[What is being asked]:
Repeat word for word the lines from the one holding "Convert this document image to plain text." through the end, both ends included, and leave out every picture.

>> START Input

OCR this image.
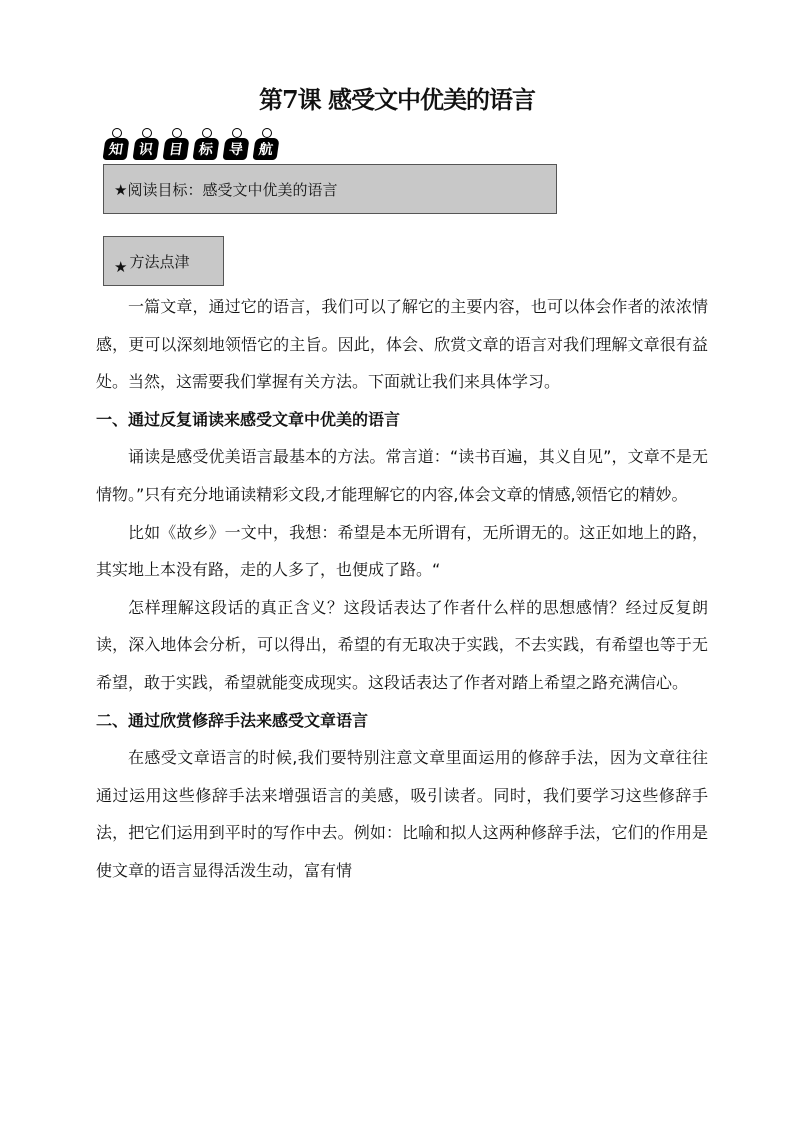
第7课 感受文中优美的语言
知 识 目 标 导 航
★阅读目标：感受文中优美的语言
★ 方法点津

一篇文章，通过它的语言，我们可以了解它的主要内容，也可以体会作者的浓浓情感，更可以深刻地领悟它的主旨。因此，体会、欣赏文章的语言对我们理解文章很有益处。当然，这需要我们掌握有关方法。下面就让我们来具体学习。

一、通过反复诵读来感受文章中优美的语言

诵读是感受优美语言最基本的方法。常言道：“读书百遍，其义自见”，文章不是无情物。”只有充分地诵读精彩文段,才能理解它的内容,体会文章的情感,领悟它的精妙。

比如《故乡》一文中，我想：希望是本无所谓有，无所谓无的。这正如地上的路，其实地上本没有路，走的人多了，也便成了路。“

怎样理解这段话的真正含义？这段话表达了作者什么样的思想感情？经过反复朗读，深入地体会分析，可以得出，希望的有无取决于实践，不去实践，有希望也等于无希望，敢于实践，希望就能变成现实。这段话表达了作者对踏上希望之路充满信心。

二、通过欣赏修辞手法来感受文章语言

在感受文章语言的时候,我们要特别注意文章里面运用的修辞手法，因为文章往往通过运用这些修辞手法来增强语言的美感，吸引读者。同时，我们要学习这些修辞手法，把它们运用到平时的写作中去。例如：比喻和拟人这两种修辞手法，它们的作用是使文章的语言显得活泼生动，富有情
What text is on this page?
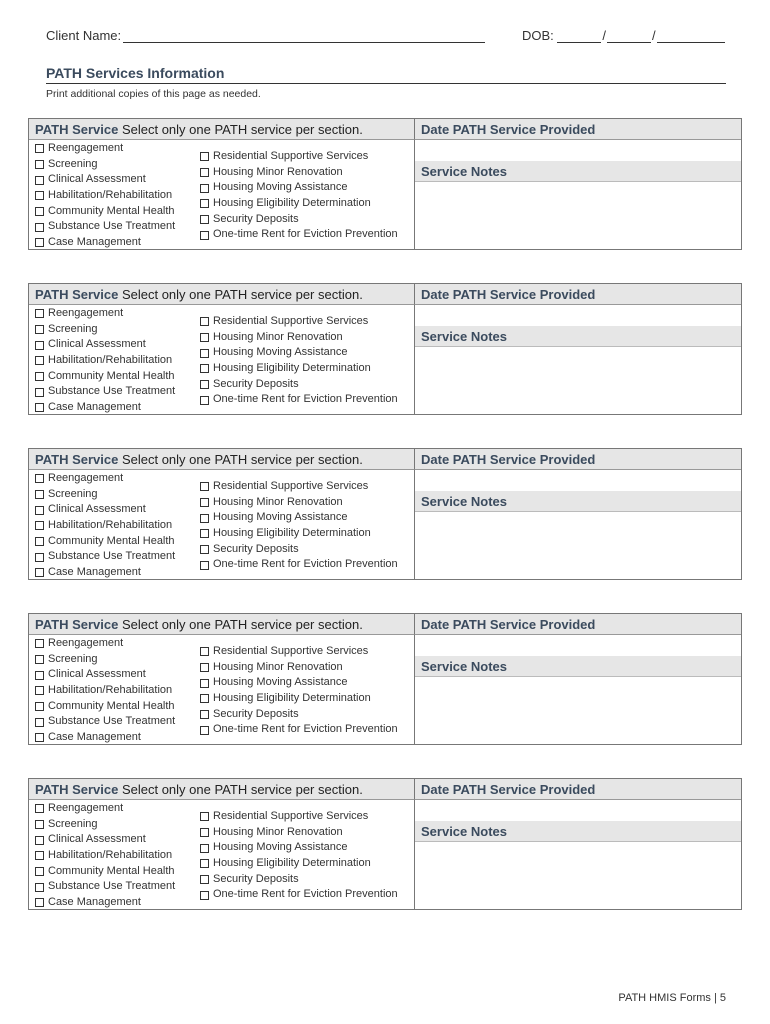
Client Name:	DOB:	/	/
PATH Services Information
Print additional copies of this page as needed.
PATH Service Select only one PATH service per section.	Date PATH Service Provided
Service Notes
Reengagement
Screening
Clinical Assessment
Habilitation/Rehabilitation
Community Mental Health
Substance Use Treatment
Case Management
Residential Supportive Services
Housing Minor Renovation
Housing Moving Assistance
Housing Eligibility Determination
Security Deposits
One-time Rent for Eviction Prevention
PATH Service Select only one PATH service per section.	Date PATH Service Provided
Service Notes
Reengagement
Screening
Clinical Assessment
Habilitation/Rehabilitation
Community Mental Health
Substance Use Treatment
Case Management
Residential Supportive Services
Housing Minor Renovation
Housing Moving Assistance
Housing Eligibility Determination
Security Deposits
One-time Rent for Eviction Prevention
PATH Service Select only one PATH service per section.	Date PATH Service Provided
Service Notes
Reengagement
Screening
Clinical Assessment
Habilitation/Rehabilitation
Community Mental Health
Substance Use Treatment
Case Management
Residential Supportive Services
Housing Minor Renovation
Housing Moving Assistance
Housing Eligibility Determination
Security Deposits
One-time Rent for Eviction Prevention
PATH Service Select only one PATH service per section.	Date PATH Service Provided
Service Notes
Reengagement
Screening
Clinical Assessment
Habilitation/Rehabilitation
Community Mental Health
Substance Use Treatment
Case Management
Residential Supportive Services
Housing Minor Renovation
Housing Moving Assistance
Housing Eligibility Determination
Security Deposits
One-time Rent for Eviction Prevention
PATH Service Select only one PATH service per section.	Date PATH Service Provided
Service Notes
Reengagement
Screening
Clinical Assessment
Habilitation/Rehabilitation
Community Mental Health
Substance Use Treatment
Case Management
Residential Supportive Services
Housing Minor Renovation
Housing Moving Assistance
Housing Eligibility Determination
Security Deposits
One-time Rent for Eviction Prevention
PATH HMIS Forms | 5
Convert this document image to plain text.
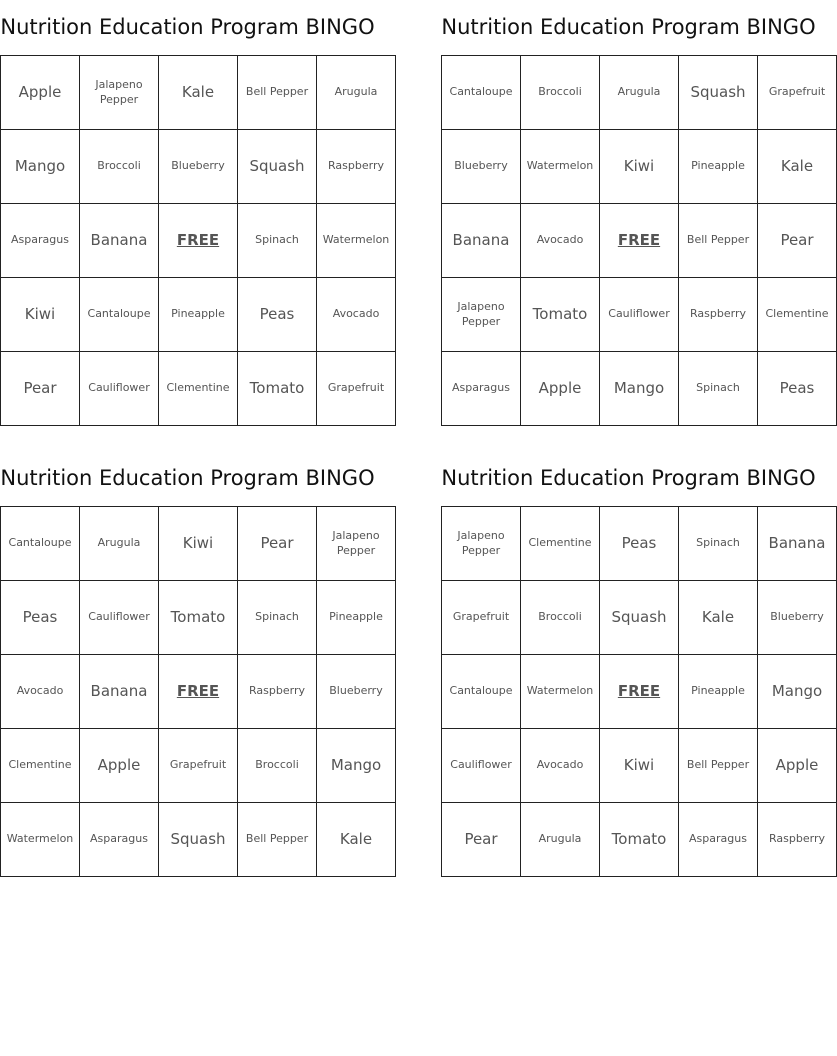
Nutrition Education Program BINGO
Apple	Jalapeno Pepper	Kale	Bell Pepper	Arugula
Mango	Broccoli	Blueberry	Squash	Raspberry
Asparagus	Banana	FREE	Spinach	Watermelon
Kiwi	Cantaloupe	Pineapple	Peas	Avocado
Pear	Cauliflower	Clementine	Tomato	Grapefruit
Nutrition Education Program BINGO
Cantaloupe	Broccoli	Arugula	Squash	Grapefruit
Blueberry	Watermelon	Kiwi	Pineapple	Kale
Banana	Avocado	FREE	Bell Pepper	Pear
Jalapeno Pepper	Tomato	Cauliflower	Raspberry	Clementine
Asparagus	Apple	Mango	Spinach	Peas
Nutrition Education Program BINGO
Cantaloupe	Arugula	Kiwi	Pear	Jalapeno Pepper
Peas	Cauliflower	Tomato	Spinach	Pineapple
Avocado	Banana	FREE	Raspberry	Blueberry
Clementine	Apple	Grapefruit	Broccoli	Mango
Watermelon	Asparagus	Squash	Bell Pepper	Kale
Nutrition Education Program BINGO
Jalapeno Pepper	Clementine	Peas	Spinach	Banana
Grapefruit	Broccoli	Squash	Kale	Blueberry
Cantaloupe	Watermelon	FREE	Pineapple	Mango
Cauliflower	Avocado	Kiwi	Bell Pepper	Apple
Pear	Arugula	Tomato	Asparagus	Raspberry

>> END Input

[Answer to this task]:
Convert this document image to plain text.
Nutrition Education Program BINGO
Apple	Jalapeno Pepper	Kale	Bell Pepper	Arugula
Mango	Broccoli	Blueberry	Squash	Raspberry
Asparagus	Banana	FREE	Spinach	Watermelon
Kiwi	Cantaloupe	Pineapple	Peas	Avocado
Pear	Cauliflower	Clementine	Tomato	Grapefruit
Nutrition Education Program BINGO
Cantaloupe	Broccoli	Arugula	Squash	Grapefruit
Blueberry	Watermelon	Kiwi	Pineapple	Kale
Banana	Avocado	FREE	Bell Pepper	Pear
Jalapeno Pepper	Tomato	Cauliflower	Raspberry	Clementine
Asparagus	Apple	Mango	Spinach	Peas
Nutrition Education Program BINGO
Cantaloupe	Arugula	Kiwi	Pear	Jalapeno Pepper
Peas	Cauliflower	Tomato	Spinach	Pineapple
Avocado	Banana	FREE	Raspberry	Blueberry
Clementine	Apple	Grapefruit	Broccoli	Mango
Watermelon	Asparagus	Squash	Bell Pepper	Kale
Nutrition Education Program BINGO
Jalapeno Pepper	Clementine	Peas	Spinach	Banana
Grapefruit	Broccoli	Squash	Kale	Blueberry
Cantaloupe	Watermelon	FREE	Pineapple	Mango
Cauliflower	Avocado	Kiwi	Bell Pepper	Apple
Pear	Arugula	Tomato	Asparagus	Raspberry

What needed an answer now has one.